Provided entries
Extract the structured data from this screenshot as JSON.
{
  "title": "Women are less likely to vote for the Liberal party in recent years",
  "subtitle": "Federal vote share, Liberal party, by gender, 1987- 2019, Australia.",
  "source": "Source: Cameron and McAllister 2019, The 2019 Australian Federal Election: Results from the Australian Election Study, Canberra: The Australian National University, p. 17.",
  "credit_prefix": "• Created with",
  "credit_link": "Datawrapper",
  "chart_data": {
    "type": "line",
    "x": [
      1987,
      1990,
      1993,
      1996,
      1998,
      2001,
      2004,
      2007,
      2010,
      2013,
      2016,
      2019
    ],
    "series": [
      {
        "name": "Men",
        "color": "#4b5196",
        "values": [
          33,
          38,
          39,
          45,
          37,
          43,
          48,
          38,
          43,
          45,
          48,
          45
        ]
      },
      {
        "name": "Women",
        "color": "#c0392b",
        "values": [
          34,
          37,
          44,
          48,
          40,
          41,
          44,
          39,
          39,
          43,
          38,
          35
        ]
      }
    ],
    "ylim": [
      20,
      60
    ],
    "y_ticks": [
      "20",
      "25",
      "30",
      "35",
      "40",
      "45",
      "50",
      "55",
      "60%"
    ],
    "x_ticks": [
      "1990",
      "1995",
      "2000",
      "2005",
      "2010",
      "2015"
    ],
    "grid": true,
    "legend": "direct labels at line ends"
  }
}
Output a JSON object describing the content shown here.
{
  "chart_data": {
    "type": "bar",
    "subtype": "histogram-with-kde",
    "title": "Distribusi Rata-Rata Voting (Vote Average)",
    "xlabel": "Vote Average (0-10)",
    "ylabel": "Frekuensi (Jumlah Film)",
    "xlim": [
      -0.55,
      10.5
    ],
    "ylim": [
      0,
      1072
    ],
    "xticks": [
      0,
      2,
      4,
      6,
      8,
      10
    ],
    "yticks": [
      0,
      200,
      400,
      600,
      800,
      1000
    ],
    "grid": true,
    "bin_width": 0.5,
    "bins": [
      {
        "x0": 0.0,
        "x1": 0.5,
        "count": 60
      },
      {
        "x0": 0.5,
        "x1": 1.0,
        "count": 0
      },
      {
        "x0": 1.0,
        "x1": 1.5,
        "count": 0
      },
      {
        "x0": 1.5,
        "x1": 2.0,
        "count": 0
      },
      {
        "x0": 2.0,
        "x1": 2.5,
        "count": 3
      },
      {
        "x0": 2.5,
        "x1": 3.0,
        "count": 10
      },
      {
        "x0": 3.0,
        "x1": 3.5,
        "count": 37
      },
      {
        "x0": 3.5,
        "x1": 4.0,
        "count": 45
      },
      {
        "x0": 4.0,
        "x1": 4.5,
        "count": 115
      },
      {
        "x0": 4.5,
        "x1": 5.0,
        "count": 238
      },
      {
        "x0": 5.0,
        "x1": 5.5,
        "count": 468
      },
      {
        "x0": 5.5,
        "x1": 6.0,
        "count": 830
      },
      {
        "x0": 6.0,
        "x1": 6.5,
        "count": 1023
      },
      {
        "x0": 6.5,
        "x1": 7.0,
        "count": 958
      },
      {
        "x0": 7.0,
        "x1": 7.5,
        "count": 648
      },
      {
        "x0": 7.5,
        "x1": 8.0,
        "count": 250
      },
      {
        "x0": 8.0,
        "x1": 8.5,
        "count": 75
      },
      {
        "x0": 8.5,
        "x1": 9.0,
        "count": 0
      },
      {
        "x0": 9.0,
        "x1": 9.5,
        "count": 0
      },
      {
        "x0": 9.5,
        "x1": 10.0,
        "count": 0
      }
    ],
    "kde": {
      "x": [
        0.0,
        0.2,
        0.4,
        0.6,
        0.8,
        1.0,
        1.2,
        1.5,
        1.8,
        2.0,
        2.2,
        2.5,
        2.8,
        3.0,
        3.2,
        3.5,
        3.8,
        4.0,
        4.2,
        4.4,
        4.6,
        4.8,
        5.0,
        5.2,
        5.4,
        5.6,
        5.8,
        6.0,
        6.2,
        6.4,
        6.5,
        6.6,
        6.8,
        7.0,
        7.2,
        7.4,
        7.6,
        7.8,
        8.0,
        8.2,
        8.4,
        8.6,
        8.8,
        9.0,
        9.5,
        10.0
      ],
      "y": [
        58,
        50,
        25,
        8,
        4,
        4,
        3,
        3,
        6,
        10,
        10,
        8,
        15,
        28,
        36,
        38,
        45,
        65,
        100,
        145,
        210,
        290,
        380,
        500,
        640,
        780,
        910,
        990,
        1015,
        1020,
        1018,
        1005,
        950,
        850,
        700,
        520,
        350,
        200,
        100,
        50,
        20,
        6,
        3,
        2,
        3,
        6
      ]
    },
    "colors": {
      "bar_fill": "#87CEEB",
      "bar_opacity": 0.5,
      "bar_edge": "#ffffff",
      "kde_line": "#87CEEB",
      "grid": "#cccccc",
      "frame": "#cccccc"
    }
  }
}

Task statement
Within the listing above, find every line containing the string "party" and return it.

The output
  "title": "Women are less likely to vote for the Liberal party in recent years",
  "subtitle": "Federal vote share, Liberal party, by gender, 1987- 2019, Australia.",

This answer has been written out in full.